= SOURCE PASSAGE =
□ □ □

I have once seen someone drink a measure that is as near as dammit to a 2/3 of a pint measure. Only the once. In Europe you can sell 1/3 of a litre and many bars offer that measure. The only person I have ever seen take it up was a four foot tall Japanese lady that weighed about 6 stone/ 38kg / 84 pounds wet through. It was in the Weisses Bräuhaus, and she didn’t know whether she liked beer and wanted to try the smallest one on offer. After her first small wheat beer she sank 4 more full sized ones before asking me to marry her. Upon telling her I was attached she proposed to my friend.

Having said all that I do have a strong opinion regarding weights and measures. As a customer I want things like price and quantity to be clear and unambiguous and would be more than happy to see all imperial weights and measures abolished including the great British pint. I have never understood why I was sent to school to learn stuff and was taught the metric system, yet live in a country that is partly metric and partly imperial. One or the other please, and as the rest of Europe use metric it makes sense in a single market to follow suit.

□ □ □

= RAW DATA =
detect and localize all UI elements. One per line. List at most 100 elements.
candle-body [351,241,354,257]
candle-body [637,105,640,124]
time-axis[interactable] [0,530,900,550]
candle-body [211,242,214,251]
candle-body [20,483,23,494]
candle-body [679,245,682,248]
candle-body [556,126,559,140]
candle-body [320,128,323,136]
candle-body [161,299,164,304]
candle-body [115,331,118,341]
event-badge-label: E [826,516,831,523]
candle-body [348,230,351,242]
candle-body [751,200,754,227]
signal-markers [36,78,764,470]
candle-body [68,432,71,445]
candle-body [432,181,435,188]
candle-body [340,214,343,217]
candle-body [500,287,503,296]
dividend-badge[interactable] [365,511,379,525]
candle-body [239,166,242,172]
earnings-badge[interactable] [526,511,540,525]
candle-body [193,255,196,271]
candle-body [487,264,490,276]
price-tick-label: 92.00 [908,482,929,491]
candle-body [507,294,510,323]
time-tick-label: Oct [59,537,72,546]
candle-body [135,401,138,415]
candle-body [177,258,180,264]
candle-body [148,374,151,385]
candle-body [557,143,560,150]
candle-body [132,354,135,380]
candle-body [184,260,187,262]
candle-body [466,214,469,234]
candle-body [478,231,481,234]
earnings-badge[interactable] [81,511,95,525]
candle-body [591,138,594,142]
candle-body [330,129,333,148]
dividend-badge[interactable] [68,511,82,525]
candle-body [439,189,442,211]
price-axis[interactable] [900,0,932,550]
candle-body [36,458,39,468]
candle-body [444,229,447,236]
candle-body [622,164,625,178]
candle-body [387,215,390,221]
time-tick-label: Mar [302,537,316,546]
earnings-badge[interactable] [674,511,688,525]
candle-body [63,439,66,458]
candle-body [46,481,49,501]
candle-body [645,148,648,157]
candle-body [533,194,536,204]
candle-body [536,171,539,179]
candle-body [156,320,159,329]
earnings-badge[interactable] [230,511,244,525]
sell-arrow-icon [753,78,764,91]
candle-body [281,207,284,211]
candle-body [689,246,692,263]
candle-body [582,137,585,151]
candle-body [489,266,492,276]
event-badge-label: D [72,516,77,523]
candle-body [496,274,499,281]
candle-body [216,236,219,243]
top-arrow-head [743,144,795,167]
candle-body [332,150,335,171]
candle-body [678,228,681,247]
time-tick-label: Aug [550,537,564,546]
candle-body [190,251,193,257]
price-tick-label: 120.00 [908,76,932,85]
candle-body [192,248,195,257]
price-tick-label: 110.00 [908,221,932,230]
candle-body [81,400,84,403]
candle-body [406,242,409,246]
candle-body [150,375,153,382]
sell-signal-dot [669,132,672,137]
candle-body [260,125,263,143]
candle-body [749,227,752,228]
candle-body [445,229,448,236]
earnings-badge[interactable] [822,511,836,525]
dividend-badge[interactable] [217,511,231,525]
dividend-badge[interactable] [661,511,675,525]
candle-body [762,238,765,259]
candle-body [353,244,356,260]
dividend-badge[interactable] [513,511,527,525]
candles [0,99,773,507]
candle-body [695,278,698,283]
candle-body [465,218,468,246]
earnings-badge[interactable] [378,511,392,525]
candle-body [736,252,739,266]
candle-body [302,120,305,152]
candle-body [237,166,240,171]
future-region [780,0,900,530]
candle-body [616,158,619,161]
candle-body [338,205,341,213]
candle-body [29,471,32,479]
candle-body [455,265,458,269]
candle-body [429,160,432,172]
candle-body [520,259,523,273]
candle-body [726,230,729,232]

□ □ □

= WORK INSTRUCTIONS =
1. List each figure the passage on beer measures uses to give the weight of the Japanese lady in the Weisses Bräuhaus.
2. Resume the passage on beer measures after its final sentence, keeping its first-person voice and its argument for metric measures.

= THE RESULTS =
1.
6 stone
38kg
84 pounds

2.
If you think you would get less beer if you bought half a litre, do the following experiment. Nick a pint pot from a pub. Go on, just do it. Just this once. Buy either a 500ml bottle or can of any beer of choice and pour it into the pint pot. You will notice you actually have more beer in the pint pot than a usual 568ml pint that you would buy in a pub. That’s because pubs rip you off with short measures and the froth is considered part of the pint. A continental half litre in a lined glass is actually more beer than a UK pub pint. Our European cousins with their metric lined glasses are getting what they paid for and we are getting stung.

If that hasn’t convinced you ask yourself this. Why did we learn kilometres at school to live in a world where motorway signs denote miles? Why do I buy petrol by the litre but milk by the pint? It’s just plain weird and pointless. There is no point to the hangover of the old imperial system. Like the monarchy, once all the old timers have all died off and the rest of us wonder why they had such strange attachments we’ll no doubt get shut.